## DESCRIPTION OF THE TASK
Please write out the material below exactly as given.

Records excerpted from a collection
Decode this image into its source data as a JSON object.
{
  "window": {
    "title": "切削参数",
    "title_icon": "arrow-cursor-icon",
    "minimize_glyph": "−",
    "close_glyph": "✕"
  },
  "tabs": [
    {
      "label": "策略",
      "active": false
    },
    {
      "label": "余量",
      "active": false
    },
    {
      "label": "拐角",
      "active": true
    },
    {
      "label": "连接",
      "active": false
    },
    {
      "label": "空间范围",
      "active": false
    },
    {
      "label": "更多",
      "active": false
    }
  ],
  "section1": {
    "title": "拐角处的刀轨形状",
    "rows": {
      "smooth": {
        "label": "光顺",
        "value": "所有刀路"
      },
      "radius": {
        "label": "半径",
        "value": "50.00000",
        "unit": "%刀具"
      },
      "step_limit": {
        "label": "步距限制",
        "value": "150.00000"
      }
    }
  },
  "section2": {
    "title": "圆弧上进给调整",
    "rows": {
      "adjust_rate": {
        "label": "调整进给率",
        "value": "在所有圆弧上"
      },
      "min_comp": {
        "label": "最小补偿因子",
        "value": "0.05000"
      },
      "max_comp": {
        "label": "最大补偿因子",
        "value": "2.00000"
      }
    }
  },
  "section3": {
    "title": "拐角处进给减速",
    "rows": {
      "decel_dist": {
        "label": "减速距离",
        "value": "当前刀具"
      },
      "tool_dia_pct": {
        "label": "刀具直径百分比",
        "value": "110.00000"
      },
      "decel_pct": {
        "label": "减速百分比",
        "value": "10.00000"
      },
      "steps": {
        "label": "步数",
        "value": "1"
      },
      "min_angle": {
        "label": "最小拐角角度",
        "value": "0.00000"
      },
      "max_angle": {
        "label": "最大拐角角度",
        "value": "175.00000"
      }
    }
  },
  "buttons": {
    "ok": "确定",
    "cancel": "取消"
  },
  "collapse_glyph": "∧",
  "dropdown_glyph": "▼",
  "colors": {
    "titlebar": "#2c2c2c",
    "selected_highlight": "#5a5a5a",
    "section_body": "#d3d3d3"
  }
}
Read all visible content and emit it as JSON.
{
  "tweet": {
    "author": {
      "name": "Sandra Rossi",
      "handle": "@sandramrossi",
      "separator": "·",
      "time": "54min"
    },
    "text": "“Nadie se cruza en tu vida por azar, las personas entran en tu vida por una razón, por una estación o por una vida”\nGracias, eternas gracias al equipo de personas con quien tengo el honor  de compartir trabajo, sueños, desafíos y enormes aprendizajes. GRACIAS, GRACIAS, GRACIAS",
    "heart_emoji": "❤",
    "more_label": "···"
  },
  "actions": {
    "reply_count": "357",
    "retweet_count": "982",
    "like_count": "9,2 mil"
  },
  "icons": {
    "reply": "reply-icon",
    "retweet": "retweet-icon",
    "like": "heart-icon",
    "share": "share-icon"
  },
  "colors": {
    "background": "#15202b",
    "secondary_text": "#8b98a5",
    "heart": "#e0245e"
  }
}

## CORRECT RESULT
Decode this image into its source data as a JSON object.
{
  "window": {
    "title": "切削参数",
    "title_icon": "arrow-cursor-icon",
    "minimize_glyph": "−",
    "close_glyph": "✕"
  },
  "tabs": [
    {
      "label": "策略",
      "active": false
    },
    {
      "label": "余量",
      "active": false
    },
    {
      "label": "拐角",
      "active": true
    },
    {
      "label": "连接",
      "active": false
    },
    {
      "label": "空间范围",
      "active": false
    },
    {
      "label": "更多",
      "active": false
    }
  ],
  "section1": {
    "title": "拐角处的刀轨形状",
    "rows": {
      "smooth": {
        "label": "光顺",
        "value": "所有刀路"
      },
      "radius": {
        "label": "半径",
        "value": "50.00000",
        "unit": "%刀具"
      },
      "step_limit": {
        "label": "步距限制",
        "value": "150.00000"
      }
    }
  },
  "section2": {
    "title": "圆弧上进给调整",
    "rows": {
      "adjust_rate": {
        "label": "调整进给率",
        "value": "在所有圆弧上"
      },
      "min_comp": {
        "label": "最小补偿因子",
        "value": "0.05000"
      },
      "max_comp": {
        "label": "最大补偿因子",
        "value": "2.00000"
      }
    }
  },
  "section3": {
    "title": "拐角处进给减速",
    "rows": {
      "decel_dist": {
        "label": "减速距离",
        "value": "当前刀具"
      },
      "tool_dia_pct": {
        "label": "刀具直径百分比",
        "value": "110.00000"
      },
      "decel_pct": {
        "label": "减速百分比",
        "value": "10.00000"
      },
      "steps": {
        "label": "步数",
        "value": "1"
      },
      "min_angle": {
        "label": "最小拐角角度",
        "value": "0.00000"
      },
      "max_angle": {
        "label": "最大拐角角度",
        "value": "175.00000"
      }
    }
  },
  "buttons": {
    "ok": "确定",
    "cancel": "取消"
  },
  "collapse_glyph": "∧",
  "dropdown_glyph": "▼",
  "colors": {
    "titlebar": "#2c2c2c",
    "selected_highlight": "#5a5a5a",
    "section_body": "#d3d3d3"
  }
}
Read all visible content and emit it as JSON.
{
  "tweet": {
    "author": {
      "name": "Sandra Rossi",
      "handle": "@sandramrossi",
      "separator": "·",
      "time": "54min"
    },
    "text": "“Nadie se cruza en tu vida por azar, las personas entran en tu vida por una razón, por una estación o por una vida”\nGracias, eternas gracias al equipo de personas con quien tengo el honor  de compartir trabajo, sueños, desafíos y enormes aprendizajes. GRACIAS, GRACIAS, GRACIAS",
    "heart_emoji": "❤",
    "more_label": "···"
  },
  "actions": {
    "reply_count": "357",
    "retweet_count": "982",
    "like_count": "9,2 mil"
  },
  "icons": {
    "reply": "reply-icon",
    "retweet": "retweet-icon",
    "like": "heart-icon",
    "share": "share-icon"
  },
  "colors": {
    "background": "#15202b",
    "secondary_text": "#8b98a5",
    "heart": "#e0245e"
  }
}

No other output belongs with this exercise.